[WORK ORDER] Repeat the review of Elephant Shell word for word, from "Tokyo Police Club - Elephant" up to and including "seemingly effortless skill.".
::: TEXT SECTION
Tokyo Police Club

Review

Tokyo Police Club - Elephant Shell

High Expectations Meet Demand

Transitioning from a highly popular EP to a longer full-length provides a considerable challenge for some bands. Material that has been condensed into the tight packaging of an EP is stretched out—weaknesses present themselves, lulls rear their dreary complexion, and material simply doesn’t hold up. Not so for Toronto’s Tokyo Police Club. With their explosive 2006 debut EP A Lesson in Crime to expand upon, the noisome quartet had high expectations to meet and a high-velocity style to keep intact. Their LP follow-up Elephant Shell easily meets both requirements with seemingly effortless skill.

‘Centennial’ is as different an opener from ‘Cheer It On’ as possible. Rather then hectic bass-led melodies, we’re presented with a fairly tame romp through easily accessible instrumentals and sweet vocals. Rather than a dilution of their energetic indie rock, tracks like ‘Centennial’ are an expansion of Tokyo Police Club’s style. The very next track ‘In A Cave’ dispels all worries. This is the Tokyo Police Club we heard back in 2006: dominantly pounding bass, chiming keyboards, and more lyrics than should rightfully fit within two and half minutes.
::::::
::: RECORD SET
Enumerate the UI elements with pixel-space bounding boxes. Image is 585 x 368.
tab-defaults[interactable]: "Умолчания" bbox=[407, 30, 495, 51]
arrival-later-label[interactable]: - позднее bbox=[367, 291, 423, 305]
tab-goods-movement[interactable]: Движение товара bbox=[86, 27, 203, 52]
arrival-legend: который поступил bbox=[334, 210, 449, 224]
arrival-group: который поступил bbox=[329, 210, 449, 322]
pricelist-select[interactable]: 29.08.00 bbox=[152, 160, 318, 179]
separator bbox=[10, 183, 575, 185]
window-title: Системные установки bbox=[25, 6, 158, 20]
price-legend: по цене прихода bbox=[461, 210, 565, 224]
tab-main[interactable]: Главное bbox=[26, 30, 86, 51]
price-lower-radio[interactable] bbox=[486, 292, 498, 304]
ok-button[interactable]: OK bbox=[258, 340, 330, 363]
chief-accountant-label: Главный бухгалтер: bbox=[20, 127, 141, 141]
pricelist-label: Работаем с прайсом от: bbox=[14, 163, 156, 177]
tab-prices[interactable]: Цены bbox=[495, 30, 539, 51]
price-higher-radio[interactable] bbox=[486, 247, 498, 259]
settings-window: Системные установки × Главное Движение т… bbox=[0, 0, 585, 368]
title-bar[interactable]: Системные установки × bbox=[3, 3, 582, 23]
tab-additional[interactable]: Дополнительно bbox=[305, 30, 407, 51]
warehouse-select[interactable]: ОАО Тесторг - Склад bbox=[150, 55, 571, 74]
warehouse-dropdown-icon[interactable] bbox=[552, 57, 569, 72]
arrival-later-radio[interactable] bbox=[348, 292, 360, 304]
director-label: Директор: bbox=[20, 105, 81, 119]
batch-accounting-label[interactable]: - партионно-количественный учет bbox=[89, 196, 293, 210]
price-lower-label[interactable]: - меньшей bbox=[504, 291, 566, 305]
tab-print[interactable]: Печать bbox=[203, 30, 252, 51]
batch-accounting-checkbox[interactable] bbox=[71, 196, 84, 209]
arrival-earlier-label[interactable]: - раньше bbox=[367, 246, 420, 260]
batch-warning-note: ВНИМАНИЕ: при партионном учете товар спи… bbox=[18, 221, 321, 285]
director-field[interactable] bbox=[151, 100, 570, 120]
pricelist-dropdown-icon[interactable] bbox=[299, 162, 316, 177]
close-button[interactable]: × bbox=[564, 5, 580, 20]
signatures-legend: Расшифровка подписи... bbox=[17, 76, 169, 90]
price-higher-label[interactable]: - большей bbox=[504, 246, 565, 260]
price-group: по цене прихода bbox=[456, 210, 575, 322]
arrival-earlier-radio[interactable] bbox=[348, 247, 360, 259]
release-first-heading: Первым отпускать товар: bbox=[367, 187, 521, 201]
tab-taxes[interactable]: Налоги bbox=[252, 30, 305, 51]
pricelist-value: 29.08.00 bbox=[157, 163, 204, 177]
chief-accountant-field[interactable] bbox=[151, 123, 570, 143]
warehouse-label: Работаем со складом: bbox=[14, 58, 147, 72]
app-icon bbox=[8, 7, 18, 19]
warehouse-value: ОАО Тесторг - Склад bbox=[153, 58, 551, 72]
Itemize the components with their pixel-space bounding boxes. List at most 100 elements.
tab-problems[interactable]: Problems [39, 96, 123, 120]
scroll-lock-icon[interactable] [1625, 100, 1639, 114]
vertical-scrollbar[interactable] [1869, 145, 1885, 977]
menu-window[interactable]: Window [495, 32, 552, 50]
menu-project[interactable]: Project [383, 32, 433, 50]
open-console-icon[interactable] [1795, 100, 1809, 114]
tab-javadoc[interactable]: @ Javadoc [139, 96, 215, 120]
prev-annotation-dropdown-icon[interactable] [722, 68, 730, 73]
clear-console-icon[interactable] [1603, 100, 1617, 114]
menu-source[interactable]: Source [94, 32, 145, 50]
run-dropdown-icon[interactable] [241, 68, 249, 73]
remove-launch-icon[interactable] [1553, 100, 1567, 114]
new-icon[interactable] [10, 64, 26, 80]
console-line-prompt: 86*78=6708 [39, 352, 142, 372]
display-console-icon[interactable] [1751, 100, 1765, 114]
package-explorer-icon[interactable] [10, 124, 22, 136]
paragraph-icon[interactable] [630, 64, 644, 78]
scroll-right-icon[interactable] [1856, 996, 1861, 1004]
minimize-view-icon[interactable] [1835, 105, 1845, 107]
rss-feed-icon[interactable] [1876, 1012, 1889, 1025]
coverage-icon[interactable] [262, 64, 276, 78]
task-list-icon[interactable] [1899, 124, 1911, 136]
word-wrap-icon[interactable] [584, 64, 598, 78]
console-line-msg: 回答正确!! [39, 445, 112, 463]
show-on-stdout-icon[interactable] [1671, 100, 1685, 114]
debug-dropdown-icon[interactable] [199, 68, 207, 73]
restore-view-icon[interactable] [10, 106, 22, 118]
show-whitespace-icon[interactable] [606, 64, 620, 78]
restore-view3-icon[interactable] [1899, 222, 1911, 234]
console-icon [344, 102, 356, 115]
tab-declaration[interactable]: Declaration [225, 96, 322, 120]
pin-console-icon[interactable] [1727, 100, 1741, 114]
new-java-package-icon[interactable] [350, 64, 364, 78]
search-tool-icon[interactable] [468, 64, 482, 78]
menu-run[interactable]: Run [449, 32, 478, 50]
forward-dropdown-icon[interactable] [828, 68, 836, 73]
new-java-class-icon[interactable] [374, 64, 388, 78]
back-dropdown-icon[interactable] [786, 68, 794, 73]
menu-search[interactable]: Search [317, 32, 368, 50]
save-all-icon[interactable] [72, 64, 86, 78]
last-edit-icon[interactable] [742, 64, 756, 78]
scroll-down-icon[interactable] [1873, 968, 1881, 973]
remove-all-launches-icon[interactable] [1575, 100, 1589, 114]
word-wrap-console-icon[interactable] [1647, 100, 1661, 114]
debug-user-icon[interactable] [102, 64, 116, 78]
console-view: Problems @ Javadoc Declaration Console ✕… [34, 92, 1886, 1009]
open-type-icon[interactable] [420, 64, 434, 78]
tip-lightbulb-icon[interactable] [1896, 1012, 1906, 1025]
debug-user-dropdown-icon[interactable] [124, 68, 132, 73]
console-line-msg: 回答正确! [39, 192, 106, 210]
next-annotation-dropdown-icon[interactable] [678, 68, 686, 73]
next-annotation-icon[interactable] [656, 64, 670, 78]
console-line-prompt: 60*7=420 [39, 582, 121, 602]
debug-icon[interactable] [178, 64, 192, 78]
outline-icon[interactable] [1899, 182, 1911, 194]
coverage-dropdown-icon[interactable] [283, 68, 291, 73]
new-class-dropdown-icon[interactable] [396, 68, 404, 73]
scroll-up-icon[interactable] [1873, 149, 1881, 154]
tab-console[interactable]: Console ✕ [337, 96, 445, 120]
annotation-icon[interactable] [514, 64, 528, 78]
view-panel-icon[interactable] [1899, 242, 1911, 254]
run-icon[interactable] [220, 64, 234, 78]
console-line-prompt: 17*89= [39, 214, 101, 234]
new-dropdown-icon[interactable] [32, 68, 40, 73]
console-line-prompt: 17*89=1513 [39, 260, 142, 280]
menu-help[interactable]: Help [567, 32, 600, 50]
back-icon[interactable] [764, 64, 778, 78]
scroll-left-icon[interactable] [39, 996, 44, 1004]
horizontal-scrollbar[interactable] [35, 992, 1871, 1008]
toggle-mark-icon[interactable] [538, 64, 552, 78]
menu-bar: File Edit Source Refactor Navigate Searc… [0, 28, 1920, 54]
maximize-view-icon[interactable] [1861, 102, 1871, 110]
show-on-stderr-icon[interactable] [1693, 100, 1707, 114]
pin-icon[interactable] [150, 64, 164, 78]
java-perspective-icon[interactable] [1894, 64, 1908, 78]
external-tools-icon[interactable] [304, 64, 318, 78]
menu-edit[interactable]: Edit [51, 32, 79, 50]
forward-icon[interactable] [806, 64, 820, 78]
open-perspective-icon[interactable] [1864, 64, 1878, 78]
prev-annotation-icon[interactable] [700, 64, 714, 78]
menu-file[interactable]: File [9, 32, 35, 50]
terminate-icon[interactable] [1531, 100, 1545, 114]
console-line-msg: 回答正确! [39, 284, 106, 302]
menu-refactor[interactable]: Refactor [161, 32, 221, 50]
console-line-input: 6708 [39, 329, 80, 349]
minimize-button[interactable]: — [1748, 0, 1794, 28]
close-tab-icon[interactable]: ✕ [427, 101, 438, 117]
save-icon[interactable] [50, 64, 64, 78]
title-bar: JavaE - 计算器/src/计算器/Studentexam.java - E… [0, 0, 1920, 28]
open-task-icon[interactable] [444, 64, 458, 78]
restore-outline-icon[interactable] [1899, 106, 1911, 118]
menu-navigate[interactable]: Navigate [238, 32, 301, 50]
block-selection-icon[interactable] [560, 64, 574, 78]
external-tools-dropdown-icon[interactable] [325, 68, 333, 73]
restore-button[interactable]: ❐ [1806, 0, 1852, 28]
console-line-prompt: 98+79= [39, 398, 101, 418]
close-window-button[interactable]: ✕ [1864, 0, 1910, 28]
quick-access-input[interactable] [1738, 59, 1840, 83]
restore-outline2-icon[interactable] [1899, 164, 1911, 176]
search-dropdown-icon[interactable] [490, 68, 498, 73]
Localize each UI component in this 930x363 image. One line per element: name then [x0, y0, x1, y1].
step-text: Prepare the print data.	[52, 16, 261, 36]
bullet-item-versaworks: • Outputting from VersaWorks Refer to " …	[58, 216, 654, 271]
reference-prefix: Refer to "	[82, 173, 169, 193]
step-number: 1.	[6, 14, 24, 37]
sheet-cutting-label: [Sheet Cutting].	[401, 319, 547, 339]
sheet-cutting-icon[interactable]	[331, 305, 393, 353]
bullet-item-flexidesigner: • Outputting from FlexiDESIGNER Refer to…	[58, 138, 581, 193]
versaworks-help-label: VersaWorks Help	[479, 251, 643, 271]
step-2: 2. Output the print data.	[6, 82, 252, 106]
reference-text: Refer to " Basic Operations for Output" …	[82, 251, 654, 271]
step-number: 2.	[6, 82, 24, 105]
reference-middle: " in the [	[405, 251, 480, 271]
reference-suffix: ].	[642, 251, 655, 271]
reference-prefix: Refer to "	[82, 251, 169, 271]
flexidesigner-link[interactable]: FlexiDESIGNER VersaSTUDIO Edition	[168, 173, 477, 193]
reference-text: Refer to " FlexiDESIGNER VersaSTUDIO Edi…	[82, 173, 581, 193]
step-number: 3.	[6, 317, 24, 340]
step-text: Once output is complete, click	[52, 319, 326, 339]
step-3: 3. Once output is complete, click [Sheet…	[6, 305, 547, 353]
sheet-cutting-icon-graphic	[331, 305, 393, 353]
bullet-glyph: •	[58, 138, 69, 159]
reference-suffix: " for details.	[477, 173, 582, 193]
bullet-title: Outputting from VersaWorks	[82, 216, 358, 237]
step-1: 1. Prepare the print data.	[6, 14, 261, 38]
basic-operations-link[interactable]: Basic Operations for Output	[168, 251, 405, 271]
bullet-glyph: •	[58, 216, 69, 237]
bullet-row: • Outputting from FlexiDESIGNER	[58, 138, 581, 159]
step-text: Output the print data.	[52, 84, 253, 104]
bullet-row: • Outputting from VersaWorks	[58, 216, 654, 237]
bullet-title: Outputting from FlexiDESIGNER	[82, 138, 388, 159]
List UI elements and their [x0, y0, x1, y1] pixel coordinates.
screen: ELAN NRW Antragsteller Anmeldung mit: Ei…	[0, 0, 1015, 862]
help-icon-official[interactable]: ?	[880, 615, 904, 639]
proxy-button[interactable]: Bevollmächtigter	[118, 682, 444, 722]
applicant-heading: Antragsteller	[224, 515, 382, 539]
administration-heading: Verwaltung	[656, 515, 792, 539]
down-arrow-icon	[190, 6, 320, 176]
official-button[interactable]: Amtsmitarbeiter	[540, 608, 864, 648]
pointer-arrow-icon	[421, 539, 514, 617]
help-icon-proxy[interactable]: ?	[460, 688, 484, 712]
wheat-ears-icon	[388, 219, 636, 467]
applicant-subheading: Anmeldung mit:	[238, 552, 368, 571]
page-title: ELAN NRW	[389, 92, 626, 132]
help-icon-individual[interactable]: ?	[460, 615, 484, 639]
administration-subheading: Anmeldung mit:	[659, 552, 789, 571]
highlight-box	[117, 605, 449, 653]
::::::
[RESULT OF THE EXERCISE]
Tokyo Police Club - Elephant Shell

High Expectations Meet Demand

Transitioning from a highly popular EP to a longer full-length provides a considerable challenge for some bands. Material that has been condensed into the tight packaging of an EP is stretched out—weaknesses present themselves, lulls rear their dreary complexion, and material simply doesn’t hold up. Not so for Toronto’s Tokyo Police Club. With their explosive 2006 debut EP A Lesson in Crime to expand upon, the noisome quartet had high expectations to meet and a high-velocity style to keep intact. Their LP follow-up Elephant Shell easily meets both requirements with seemingly effortless skill.